- **WORK TO DO**
Locate and copy each line in the data that contains the word "name".

*** WORKING DATA ***

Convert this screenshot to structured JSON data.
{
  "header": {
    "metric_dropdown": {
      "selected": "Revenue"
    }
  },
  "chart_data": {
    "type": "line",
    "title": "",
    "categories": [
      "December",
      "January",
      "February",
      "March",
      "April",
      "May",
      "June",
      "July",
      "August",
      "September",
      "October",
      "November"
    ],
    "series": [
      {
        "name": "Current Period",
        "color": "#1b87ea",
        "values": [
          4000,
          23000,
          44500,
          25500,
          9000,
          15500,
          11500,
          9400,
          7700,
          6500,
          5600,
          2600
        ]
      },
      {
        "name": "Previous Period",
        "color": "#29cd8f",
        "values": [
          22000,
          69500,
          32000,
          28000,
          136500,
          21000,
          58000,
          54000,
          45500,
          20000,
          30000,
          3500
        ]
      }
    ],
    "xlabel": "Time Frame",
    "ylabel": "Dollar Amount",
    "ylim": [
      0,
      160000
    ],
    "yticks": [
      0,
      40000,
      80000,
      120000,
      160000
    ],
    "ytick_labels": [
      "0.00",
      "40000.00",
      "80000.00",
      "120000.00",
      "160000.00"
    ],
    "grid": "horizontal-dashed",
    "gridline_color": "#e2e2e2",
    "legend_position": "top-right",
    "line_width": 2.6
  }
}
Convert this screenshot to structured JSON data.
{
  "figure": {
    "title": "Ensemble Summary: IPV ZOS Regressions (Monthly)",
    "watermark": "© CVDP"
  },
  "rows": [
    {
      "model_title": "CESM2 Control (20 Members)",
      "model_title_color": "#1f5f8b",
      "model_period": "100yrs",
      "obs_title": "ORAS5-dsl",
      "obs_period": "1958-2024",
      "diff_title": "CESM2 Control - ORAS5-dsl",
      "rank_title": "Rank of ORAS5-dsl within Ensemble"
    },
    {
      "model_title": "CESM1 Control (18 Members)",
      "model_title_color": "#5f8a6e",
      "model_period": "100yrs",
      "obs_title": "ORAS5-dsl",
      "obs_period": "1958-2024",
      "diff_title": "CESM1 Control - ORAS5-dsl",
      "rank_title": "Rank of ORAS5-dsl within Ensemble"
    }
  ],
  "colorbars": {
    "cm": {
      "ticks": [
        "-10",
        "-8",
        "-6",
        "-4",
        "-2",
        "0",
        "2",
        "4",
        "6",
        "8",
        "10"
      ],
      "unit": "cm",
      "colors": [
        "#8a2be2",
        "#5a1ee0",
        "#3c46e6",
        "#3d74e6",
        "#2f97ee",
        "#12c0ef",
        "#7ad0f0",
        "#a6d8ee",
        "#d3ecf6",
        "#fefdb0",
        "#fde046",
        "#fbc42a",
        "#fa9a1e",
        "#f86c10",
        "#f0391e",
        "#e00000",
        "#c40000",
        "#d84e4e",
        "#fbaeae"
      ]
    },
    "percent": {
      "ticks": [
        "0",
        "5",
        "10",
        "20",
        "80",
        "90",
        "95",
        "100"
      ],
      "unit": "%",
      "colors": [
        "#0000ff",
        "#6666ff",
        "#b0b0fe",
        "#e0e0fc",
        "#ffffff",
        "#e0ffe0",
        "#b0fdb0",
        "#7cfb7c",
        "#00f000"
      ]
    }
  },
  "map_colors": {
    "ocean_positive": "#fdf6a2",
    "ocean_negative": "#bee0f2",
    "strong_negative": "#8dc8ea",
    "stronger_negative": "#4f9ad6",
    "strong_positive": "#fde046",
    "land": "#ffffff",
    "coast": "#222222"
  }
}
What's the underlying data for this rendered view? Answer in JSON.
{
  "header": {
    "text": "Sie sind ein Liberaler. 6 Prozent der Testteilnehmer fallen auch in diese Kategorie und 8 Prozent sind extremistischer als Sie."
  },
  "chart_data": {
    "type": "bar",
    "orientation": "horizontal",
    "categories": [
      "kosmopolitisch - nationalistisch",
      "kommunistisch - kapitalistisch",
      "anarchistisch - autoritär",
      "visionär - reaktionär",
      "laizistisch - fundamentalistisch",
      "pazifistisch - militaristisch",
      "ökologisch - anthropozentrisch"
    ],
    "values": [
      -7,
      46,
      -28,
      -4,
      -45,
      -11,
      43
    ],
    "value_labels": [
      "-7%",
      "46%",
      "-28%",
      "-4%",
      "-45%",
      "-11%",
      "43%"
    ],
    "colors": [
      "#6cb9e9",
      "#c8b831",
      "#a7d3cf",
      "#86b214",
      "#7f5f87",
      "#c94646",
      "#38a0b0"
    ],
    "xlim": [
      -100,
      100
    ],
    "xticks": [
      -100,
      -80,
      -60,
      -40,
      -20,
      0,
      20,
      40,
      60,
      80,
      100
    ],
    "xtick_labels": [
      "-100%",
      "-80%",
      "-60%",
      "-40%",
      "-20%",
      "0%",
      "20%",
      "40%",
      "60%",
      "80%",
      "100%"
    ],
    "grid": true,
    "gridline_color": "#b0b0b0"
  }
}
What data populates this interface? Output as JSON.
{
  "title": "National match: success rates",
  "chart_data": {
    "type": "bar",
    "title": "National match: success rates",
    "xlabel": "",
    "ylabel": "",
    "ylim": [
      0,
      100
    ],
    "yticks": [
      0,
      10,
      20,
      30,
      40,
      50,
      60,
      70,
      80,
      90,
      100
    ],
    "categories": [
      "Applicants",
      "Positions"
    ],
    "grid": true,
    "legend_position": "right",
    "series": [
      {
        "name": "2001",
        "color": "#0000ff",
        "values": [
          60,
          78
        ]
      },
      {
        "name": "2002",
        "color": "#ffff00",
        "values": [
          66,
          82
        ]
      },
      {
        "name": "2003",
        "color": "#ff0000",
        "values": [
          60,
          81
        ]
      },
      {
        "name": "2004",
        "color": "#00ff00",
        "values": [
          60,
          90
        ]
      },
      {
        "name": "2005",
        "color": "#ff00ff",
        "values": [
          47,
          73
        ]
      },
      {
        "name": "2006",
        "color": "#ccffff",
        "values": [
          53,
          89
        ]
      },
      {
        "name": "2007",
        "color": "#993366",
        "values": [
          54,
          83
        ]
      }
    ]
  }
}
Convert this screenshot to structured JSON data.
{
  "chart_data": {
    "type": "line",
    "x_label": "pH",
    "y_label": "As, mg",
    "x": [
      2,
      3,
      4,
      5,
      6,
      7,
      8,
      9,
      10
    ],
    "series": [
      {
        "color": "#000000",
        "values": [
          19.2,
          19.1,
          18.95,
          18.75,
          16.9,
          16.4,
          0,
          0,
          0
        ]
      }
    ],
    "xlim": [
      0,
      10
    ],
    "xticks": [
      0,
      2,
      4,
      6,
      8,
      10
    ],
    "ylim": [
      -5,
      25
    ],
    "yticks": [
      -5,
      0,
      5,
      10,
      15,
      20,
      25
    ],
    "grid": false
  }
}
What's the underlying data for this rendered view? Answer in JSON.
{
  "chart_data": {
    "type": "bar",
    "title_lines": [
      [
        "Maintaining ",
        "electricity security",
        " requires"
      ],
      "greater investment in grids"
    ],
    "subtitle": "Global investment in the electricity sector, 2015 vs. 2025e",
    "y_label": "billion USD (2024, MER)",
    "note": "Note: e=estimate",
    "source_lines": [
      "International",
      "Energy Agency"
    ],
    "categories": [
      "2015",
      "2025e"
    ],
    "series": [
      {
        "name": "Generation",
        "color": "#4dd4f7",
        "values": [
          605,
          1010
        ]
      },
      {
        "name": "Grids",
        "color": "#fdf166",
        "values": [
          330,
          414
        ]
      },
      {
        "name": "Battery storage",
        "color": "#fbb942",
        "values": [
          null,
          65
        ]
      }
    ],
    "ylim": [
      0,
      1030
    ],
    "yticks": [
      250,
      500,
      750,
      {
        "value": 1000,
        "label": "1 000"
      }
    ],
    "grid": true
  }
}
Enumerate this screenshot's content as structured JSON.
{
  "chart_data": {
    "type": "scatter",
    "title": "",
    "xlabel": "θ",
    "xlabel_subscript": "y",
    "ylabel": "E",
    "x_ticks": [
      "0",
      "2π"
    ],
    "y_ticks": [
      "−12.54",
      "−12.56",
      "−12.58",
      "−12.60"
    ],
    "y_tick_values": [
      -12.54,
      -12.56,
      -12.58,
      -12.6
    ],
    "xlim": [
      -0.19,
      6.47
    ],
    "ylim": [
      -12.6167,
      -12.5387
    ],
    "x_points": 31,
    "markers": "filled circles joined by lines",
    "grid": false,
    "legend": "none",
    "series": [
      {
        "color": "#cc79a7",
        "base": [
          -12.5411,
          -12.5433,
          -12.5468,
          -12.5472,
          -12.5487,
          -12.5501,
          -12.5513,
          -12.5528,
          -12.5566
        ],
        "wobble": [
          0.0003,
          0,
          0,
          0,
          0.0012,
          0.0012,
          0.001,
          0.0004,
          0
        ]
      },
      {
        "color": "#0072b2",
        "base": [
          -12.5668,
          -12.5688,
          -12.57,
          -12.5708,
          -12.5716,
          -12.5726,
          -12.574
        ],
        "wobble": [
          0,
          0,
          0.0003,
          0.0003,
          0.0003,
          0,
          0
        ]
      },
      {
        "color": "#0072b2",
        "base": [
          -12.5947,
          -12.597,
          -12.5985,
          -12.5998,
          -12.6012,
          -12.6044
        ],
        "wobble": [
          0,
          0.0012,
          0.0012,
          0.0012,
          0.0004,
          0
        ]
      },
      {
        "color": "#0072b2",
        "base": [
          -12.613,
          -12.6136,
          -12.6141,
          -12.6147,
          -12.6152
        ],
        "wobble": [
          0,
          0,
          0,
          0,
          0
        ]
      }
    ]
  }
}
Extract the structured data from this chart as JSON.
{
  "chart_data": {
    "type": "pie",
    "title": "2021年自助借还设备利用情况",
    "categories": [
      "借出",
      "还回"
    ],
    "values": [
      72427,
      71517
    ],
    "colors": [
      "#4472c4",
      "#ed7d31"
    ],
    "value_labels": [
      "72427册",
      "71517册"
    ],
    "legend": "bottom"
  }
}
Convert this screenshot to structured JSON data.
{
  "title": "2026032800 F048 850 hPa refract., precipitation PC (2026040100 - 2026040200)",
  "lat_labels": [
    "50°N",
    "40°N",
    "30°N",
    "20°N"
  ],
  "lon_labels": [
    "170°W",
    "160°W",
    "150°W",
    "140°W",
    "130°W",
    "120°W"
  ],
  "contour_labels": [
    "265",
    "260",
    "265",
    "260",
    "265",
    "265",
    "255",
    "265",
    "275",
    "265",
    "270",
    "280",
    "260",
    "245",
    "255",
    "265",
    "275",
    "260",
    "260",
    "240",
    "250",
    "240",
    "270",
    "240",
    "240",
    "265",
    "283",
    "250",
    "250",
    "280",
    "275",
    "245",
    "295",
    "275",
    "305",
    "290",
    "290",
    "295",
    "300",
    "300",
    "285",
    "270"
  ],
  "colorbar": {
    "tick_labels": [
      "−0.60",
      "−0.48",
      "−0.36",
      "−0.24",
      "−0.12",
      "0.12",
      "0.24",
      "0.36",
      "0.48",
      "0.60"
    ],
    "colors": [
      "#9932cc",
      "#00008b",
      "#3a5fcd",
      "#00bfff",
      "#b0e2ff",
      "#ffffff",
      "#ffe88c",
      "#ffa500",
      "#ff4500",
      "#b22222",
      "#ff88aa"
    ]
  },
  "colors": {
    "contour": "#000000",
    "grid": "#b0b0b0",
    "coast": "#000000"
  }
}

***

- **SOLUTION**
        "name": "Current Period",
        "name": "Previous Period",
        "name": "2001",
        "name": "2002",
        "name": "2003",
        "name": "2004",
        "name": "2005",
        "name": "2006",
        "name": "2007",
        "name": "Generation",
        "name": "Grids",
        "name": "Battery storage",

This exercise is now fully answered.